* THE REQUEST
Print out every line, exactly as written.

* DATA SHOWN
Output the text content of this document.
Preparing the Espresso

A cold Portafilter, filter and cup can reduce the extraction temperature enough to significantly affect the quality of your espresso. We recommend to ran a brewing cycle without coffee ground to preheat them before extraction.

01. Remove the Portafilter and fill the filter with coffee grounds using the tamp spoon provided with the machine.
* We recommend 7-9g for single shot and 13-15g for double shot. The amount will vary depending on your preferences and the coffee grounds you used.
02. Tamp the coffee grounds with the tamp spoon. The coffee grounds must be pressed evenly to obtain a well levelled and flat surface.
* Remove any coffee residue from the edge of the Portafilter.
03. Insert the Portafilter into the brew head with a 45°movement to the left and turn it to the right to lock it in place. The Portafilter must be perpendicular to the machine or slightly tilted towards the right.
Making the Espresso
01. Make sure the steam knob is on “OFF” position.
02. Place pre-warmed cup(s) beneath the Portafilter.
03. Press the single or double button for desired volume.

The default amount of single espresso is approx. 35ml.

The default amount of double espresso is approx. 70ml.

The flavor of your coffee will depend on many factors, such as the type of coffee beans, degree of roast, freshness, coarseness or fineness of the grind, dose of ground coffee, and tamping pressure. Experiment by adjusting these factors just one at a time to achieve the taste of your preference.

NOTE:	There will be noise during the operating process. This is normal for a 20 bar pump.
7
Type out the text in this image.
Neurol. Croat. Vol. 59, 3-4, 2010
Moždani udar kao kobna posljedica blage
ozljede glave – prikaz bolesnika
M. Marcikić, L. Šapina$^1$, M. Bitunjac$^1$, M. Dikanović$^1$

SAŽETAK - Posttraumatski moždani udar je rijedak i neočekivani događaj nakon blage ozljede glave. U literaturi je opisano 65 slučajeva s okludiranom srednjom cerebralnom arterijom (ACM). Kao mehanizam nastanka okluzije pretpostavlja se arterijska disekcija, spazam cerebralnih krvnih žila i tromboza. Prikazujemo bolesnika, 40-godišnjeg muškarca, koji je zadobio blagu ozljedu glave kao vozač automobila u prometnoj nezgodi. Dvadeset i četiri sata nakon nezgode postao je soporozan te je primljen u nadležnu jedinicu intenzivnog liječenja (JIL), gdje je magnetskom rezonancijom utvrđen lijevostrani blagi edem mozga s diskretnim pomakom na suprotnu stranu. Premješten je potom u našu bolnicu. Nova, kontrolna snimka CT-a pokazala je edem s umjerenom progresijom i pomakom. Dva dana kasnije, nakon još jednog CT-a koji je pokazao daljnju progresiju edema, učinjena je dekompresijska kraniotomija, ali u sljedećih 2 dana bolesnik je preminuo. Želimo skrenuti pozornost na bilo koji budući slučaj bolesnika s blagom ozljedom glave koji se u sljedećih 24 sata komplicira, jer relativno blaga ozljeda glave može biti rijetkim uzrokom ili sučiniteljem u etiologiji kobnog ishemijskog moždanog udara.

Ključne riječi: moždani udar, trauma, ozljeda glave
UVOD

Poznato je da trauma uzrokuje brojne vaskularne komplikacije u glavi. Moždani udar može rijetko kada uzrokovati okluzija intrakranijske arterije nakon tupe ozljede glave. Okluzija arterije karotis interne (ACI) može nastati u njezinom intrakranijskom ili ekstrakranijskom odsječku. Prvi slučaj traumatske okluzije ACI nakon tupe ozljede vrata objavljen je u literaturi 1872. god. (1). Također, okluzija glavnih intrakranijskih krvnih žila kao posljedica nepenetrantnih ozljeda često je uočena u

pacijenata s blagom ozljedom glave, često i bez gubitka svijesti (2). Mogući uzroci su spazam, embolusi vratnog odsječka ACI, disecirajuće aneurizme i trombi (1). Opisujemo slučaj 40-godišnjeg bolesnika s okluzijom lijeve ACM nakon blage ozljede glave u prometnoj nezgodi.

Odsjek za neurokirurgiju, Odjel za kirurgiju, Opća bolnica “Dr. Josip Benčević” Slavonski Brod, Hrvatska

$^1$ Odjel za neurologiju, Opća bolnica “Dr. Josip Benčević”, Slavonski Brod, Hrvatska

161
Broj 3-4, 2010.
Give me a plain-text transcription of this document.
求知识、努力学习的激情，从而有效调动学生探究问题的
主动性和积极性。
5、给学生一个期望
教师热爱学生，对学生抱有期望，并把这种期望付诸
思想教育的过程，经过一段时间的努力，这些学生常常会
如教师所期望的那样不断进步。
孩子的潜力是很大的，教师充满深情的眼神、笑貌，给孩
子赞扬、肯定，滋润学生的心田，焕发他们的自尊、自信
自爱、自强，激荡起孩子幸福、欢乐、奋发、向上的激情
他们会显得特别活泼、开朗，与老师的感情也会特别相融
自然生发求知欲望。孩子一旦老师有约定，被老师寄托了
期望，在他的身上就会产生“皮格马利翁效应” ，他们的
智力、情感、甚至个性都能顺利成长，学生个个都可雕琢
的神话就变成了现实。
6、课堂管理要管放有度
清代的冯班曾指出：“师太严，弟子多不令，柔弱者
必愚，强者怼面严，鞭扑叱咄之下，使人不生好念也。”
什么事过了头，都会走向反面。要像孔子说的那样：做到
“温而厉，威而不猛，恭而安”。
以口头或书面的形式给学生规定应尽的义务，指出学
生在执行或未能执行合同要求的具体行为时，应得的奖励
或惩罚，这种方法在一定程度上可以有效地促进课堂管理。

* FINAL RESULT
Output the text content of this document.
Preparing the Espresso

A cold Portafilter, filter and cup can reduce the extraction temperature enough to significantly affect the quality of your espresso. We recommend to ran a brewing cycle without coffee ground to preheat them before extraction.

01. Remove the Portafilter and fill the filter with coffee grounds using the tamp spoon provided with the machine.
* We recommend 7-9g for single shot and 13-15g for double shot. The amount will vary depending on your preferences and the coffee grounds you used.
02. Tamp the coffee grounds with the tamp spoon. The coffee grounds must be pressed evenly to obtain a well levelled and flat surface.
* Remove any coffee residue from the edge of the Portafilter.
03. Insert the Portafilter into the brew head with a 45°movement to the left and turn it to the right to lock it in place. The Portafilter must be perpendicular to the machine or slightly tilted towards the right.
Making the Espresso
01. Make sure the steam knob is on “OFF” position.
02. Place pre-warmed cup(s) beneath the Portafilter.
03. Press the single or double button for desired volume.

The default amount of single espresso is approx. 35ml.

The default amount of double espresso is approx. 70ml.

The flavor of your coffee will depend on many factors, such as the type of coffee beans, degree of roast, freshness, coarseness or fineness of the grind, dose of ground coffee, and tamping pressure. Experiment by adjusting these factors just one at a time to achieve the taste of your preference.

NOTE:	There will be noise during the operating process. This is normal for a 20 bar pump.
7
Type out the text in this image.
Neurol. Croat. Vol. 59, 3-4, 2010
Moždani udar kao kobna posljedica blage
ozljede glave – prikaz bolesnika
M. Marcikić, L. Šapina$^1$, M. Bitunjac$^1$, M. Dikanović$^1$

SAŽETAK - Posttraumatski moždani udar je rijedak i neočekivani događaj nakon blage ozljede glave. U literaturi je opisano 65 slučajeva s okludiranom srednjom cerebralnom arterijom (ACM). Kao mehanizam nastanka okluzije pretpostavlja se arterijska disekcija, spazam cerebralnih krvnih žila i tromboza. Prikazujemo bolesnika, 40-godišnjeg muškarca, koji je zadobio blagu ozljedu glave kao vozač automobila u prometnoj nezgodi. Dvadeset i četiri sata nakon nezgode postao je soporozan te je primljen u nadležnu jedinicu intenzivnog liječenja (JIL), gdje je magnetskom rezonancijom utvrđen lijevostrani blagi edem mozga s diskretnim pomakom na suprotnu stranu. Premješten je potom u našu bolnicu. Nova, kontrolna snimka CT-a pokazala je edem s umjerenom progresijom i pomakom. Dva dana kasnije, nakon još jednog CT-a koji je pokazao daljnju progresiju edema, učinjena je dekompresijska kraniotomija, ali u sljedećih 2 dana bolesnik je preminuo. Želimo skrenuti pozornost na bilo koji budući slučaj bolesnika s blagom ozljedom glave koji se u sljedećih 24 sata komplicira, jer relativno blaga ozljeda glave može biti rijetkim uzrokom ili sučiniteljem u etiologiji kobnog ishemijskog moždanog udara.

Ključne riječi: moždani udar, trauma, ozljeda glave
UVOD

Poznato je da trauma uzrokuje brojne vaskularne komplikacije u glavi. Moždani udar može rijetko kada uzrokovati okluzija intrakranijske arterije nakon tupe ozljede glave. Okluzija arterije karotis interne (ACI) može nastati u njezinom intrakranijskom ili ekstrakranijskom odsječku. Prvi slučaj traumatske okluzije ACI nakon tupe ozljede vrata objavljen je u literaturi 1872. god. (1). Također, okluzija glavnih intrakranijskih krvnih žila kao posljedica nepenetrantnih ozljeda često je uočena u

pacijenata s blagom ozljedom glave, često i bez gubitka svijesti (2). Mogući uzroci su spazam, embolusi vratnog odsječka ACI, disecirajuće aneurizme i trombi (1). Opisujemo slučaj 40-godišnjeg bolesnika s okluzijom lijeve ACM nakon blage ozljede glave u prometnoj nezgodi.

Odsjek za neurokirurgiju, Odjel za kirurgiju, Opća bolnica “Dr. Josip Benčević” Slavonski Brod, Hrvatska

$^1$ Odjel za neurologiju, Opća bolnica “Dr. Josip Benčević”, Slavonski Brod, Hrvatska

161
Broj 3-4, 2010.
Give me a plain-text transcription of this document.
求知识、努力学习的激情，从而有效调动学生探究问题的
主动性和积极性。
5、给学生一个期望
教师热爱学生，对学生抱有期望，并把这种期望付诸
思想教育的过程，经过一段时间的努力，这些学生常常会
如教师所期望的那样不断进步。
孩子的潜力是很大的，教师充满深情的眼神、笑貌，给孩
子赞扬、肯定，滋润学生的心田，焕发他们的自尊、自信
自爱、自强，激荡起孩子幸福、欢乐、奋发、向上的激情
他们会显得特别活泼、开朗，与老师的感情也会特别相融
自然生发求知欲望。孩子一旦老师有约定，被老师寄托了
期望，在他的身上就会产生“皮格马利翁效应” ，他们的
智力、情感、甚至个性都能顺利成长，学生个个都可雕琢
的神话就变成了现实。
6、课堂管理要管放有度
清代的冯班曾指出：“师太严，弟子多不令，柔弱者
必愚，强者怼面严，鞭扑叱咄之下，使人不生好念也。”
什么事过了头，都会走向反面。要像孔子说的那样：做到
“温而厉，威而不猛，恭而安”。
以口头或书面的形式给学生规定应尽的义务，指出学
生在执行或未能执行合同要求的具体行为时，应得的奖励
或惩罚，这种方法在一定程度上可以有效地促进课堂管理。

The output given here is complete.